### [GOAL]
Write out the data below exactly as given, without any of its pictures.

[Items from a data source]

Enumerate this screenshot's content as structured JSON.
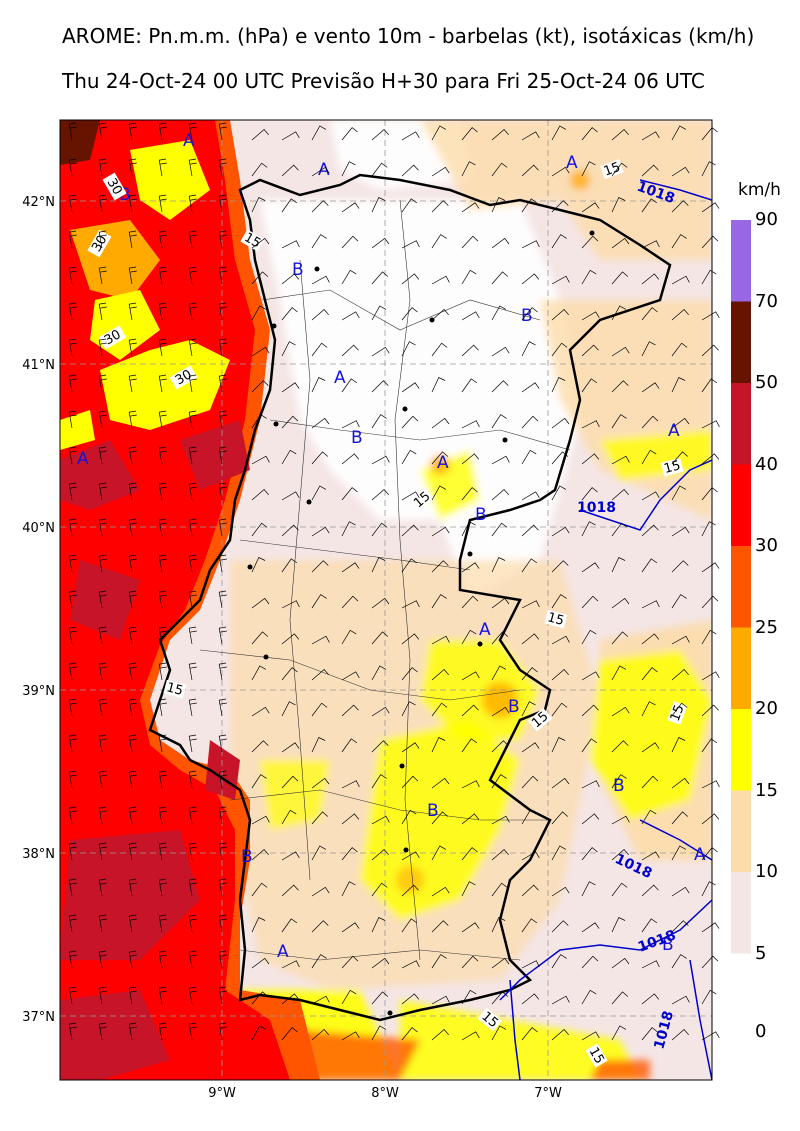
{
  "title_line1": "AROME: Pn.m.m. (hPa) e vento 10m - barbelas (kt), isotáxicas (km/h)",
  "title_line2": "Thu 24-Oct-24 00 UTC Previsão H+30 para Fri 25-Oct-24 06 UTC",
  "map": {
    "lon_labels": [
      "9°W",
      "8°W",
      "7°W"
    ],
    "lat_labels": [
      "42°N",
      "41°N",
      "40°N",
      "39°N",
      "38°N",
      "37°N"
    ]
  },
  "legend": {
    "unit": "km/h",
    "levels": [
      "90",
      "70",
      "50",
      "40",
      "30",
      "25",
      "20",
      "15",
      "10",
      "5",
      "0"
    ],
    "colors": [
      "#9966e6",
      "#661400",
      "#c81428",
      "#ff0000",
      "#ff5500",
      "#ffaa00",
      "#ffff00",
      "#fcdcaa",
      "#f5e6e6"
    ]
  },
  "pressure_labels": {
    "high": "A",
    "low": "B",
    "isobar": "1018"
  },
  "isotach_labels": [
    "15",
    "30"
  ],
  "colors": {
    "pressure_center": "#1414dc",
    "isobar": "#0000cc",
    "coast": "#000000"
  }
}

### [RESULT]
Enumerate this screenshot's content as structured JSON.
{
  "title_line1": "AROME: Pn.m.m. (hPa) e vento 10m - barbelas (kt), isotáxicas (km/h)",
  "title_line2": "Thu 24-Oct-24 00 UTC Previsão H+30 para Fri 25-Oct-24 06 UTC",
  "map": {
    "lon_labels": [
      "9°W",
      "8°W",
      "7°W"
    ],
    "lat_labels": [
      "42°N",
      "41°N",
      "40°N",
      "39°N",
      "38°N",
      "37°N"
    ]
  },
  "legend": {
    "unit": "km/h",
    "levels": [
      "90",
      "70",
      "50",
      "40",
      "30",
      "25",
      "20",
      "15",
      "10",
      "5",
      "0"
    ],
    "colors": [
      "#9966e6",
      "#661400",
      "#c81428",
      "#ff0000",
      "#ff5500",
      "#ffaa00",
      "#ffff00",
      "#fcdcaa",
      "#f5e6e6"
    ]
  },
  "pressure_labels": {
    "high": "A",
    "low": "B",
    "isobar": "1018"
  },
  "isotach_labels": [
    "15",
    "30"
  ],
  "colors": {
    "pressure_center": "#1414dc",
    "isobar": "#0000cc",
    "coast": "#000000"
  }
}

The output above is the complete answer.